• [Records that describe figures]
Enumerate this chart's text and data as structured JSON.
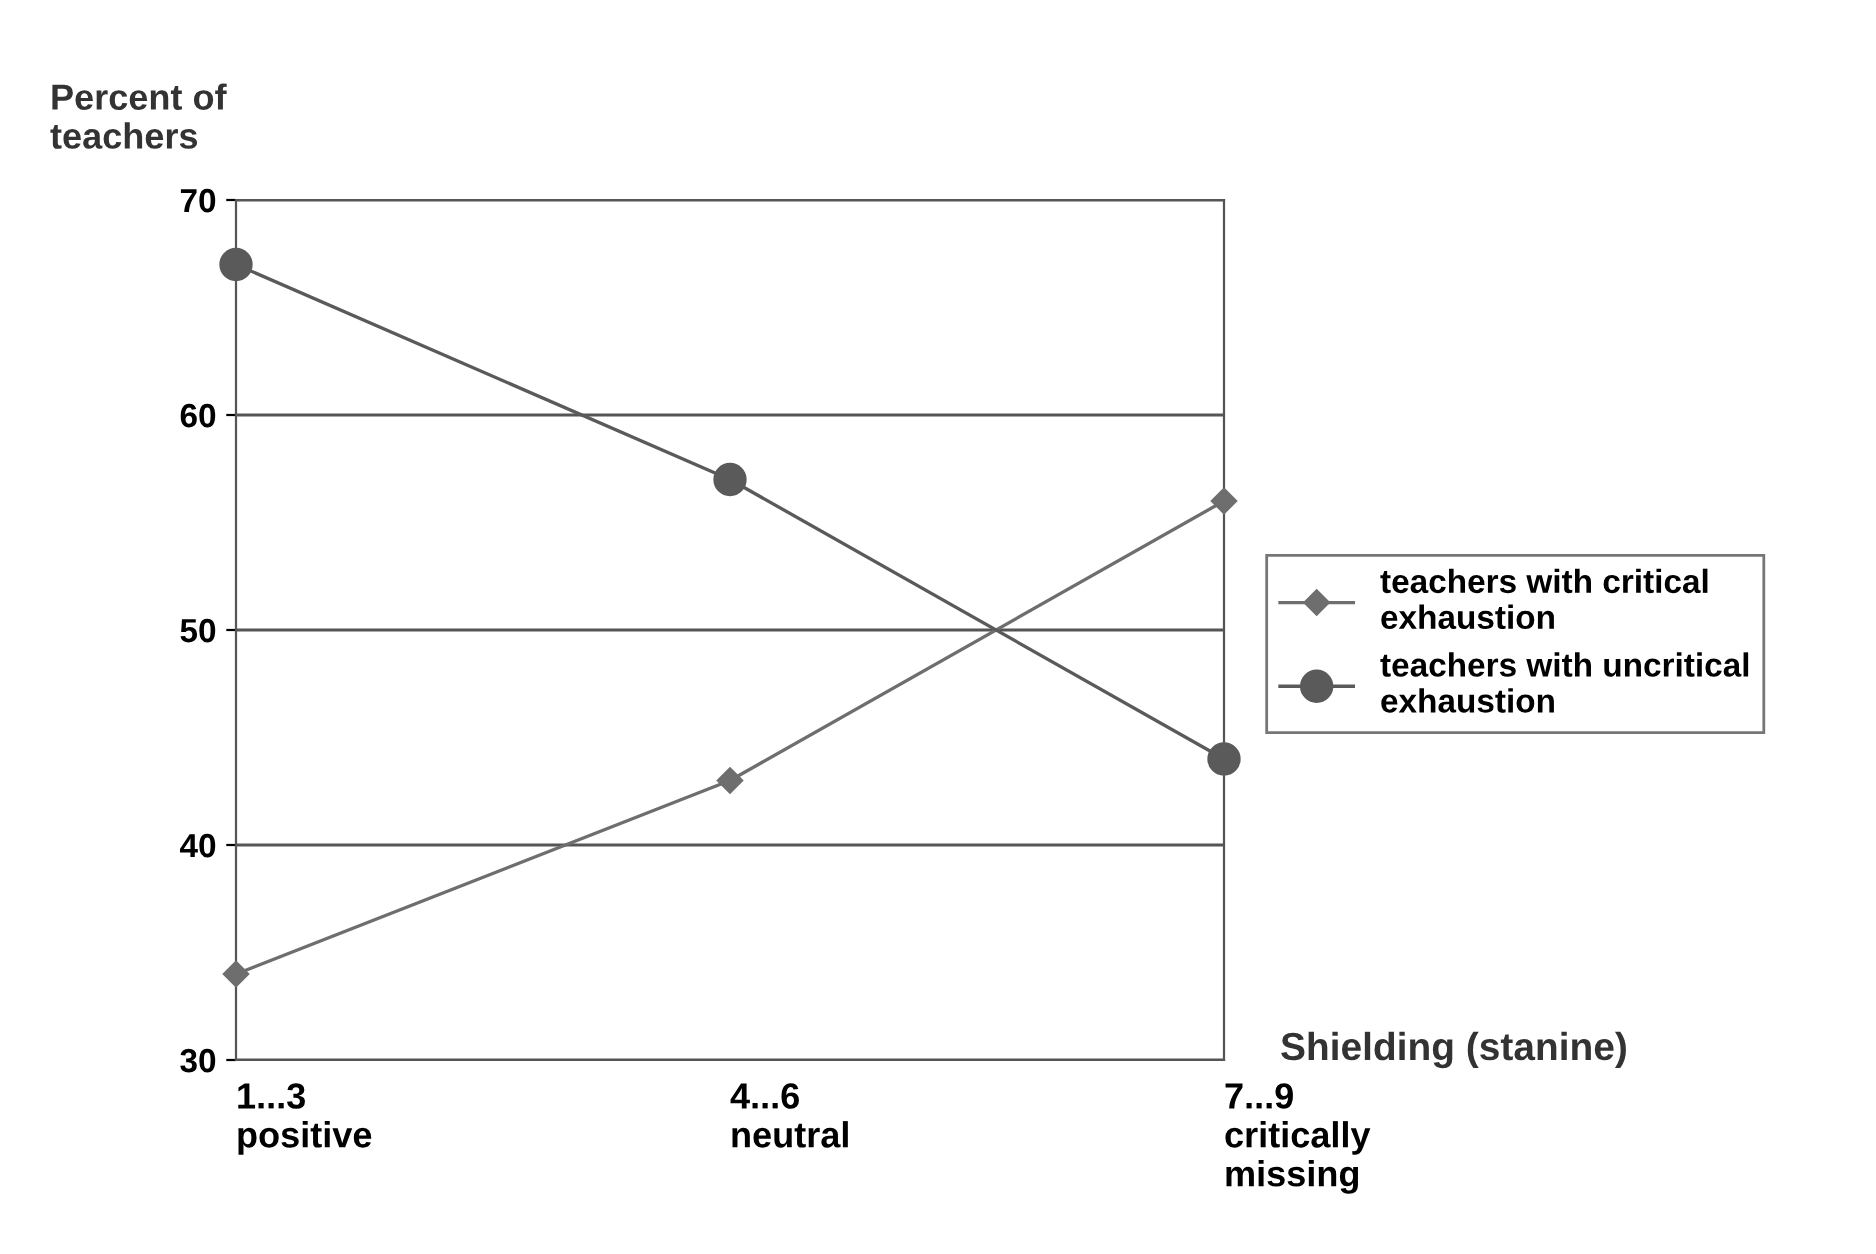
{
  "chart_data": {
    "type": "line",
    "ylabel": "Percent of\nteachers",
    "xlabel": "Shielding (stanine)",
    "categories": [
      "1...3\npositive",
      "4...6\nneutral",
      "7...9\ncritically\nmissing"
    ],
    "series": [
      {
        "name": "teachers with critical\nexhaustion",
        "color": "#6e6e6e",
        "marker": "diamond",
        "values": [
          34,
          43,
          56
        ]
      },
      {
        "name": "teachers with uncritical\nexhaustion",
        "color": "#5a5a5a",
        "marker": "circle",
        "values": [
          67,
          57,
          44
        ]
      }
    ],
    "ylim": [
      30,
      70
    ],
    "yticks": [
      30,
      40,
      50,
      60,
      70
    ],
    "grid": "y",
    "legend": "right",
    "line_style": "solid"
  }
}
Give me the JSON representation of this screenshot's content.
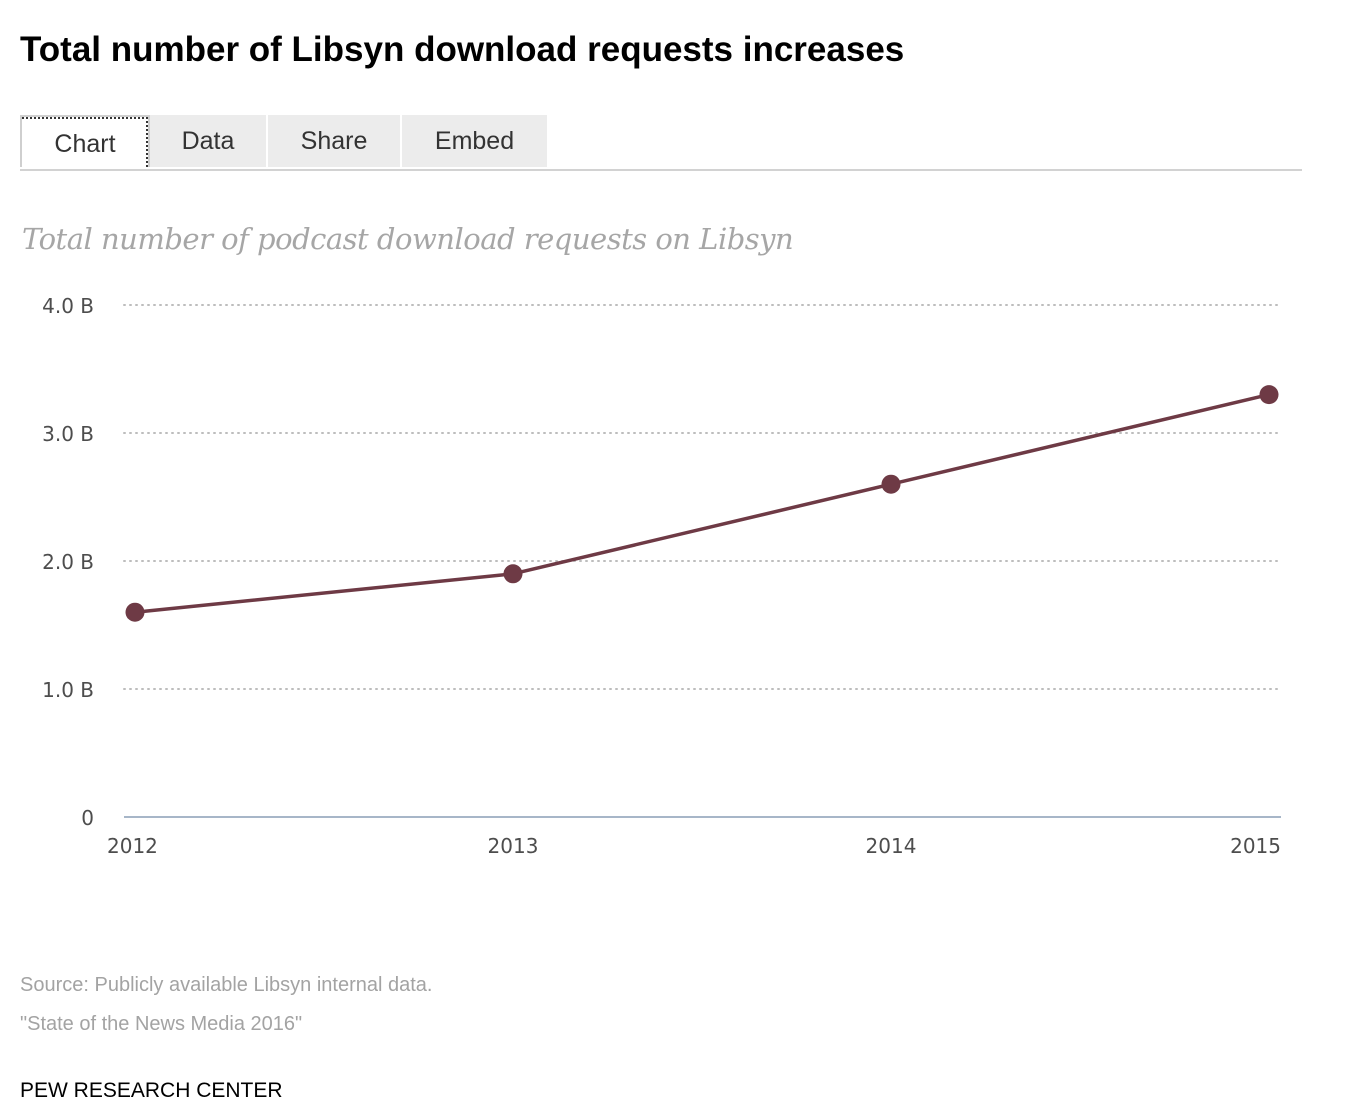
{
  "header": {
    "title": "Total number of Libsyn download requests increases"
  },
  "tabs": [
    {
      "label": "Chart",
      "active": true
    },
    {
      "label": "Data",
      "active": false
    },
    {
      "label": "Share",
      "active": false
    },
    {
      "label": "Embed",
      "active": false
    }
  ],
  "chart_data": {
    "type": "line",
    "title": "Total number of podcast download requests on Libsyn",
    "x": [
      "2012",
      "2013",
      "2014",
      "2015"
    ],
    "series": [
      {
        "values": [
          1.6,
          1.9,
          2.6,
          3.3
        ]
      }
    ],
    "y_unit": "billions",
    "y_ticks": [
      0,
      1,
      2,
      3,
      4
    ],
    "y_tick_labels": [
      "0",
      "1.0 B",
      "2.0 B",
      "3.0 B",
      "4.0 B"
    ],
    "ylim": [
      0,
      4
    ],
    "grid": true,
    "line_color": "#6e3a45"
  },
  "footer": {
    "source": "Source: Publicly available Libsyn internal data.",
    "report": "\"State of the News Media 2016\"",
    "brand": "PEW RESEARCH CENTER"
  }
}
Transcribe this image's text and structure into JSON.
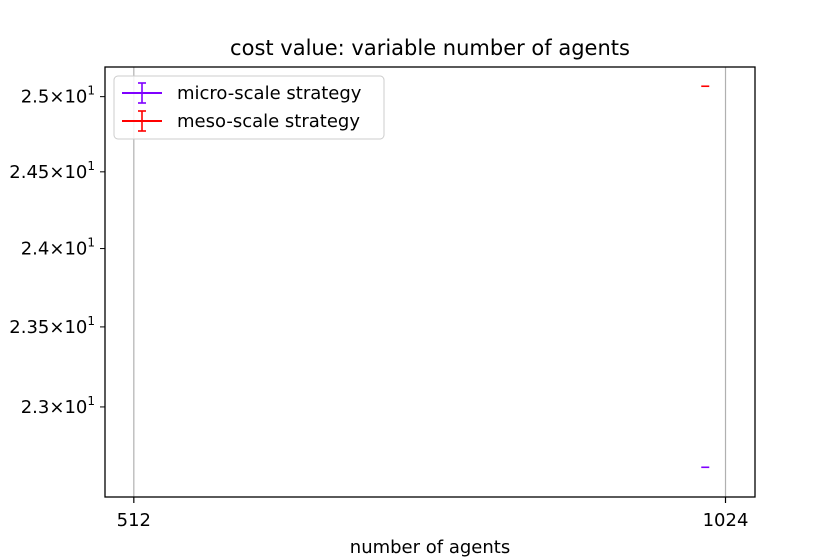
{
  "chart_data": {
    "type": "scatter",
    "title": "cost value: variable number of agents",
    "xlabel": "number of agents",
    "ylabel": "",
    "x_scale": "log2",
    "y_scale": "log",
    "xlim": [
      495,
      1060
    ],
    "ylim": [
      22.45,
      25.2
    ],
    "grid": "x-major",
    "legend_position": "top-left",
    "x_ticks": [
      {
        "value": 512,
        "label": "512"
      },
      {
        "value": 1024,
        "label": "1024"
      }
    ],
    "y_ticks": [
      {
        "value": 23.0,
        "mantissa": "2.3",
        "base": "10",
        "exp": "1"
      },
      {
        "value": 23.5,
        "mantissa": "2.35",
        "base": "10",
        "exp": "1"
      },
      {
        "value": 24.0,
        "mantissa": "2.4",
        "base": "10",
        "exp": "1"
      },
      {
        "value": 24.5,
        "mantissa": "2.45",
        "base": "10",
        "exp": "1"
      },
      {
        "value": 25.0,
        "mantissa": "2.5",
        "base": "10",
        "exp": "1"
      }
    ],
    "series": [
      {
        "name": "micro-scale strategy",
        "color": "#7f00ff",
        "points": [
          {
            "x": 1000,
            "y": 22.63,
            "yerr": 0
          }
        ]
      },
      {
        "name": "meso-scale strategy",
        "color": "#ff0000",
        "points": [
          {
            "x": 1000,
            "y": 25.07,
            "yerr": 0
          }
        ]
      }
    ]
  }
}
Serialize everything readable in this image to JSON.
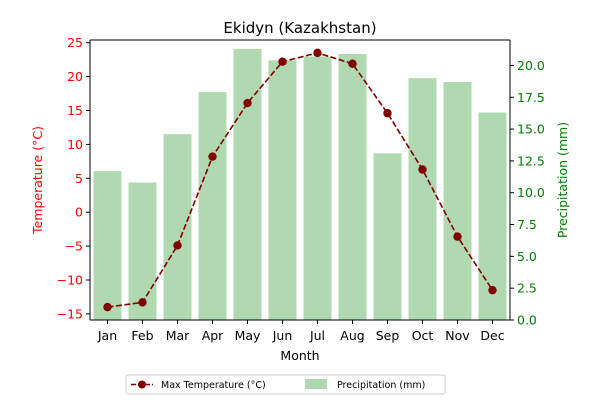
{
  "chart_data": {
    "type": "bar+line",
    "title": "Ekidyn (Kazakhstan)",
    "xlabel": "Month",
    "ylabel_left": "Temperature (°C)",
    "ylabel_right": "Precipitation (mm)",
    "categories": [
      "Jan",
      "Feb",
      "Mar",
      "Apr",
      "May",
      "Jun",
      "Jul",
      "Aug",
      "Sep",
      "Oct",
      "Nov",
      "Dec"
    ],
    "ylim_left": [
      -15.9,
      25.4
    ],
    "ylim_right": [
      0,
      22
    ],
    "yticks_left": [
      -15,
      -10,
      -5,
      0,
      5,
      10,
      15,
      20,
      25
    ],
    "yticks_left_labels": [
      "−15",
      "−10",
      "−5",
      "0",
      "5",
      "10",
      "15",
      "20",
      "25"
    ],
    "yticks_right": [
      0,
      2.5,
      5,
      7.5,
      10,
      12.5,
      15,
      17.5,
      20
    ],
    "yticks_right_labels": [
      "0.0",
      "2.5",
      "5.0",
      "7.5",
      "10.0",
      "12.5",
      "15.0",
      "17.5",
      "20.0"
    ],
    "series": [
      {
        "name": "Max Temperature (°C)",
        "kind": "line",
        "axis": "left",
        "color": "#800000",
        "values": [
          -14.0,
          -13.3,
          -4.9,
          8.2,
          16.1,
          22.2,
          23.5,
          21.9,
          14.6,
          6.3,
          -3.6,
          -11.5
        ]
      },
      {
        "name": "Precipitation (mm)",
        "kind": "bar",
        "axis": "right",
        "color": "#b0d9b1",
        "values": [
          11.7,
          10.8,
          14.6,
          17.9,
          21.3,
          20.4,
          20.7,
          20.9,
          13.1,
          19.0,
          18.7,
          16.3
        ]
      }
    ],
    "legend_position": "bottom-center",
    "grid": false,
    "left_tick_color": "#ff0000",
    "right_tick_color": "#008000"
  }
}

• [INSTRUCTIONS FOR THE TASK] Which lines above hold the word "requests"? Copy each of them.

• [WRITTEN ANSWER]
    "title": "Total number of Libsyn download requests increases"
    "title": "Total number of podcast download requests on Libsyn",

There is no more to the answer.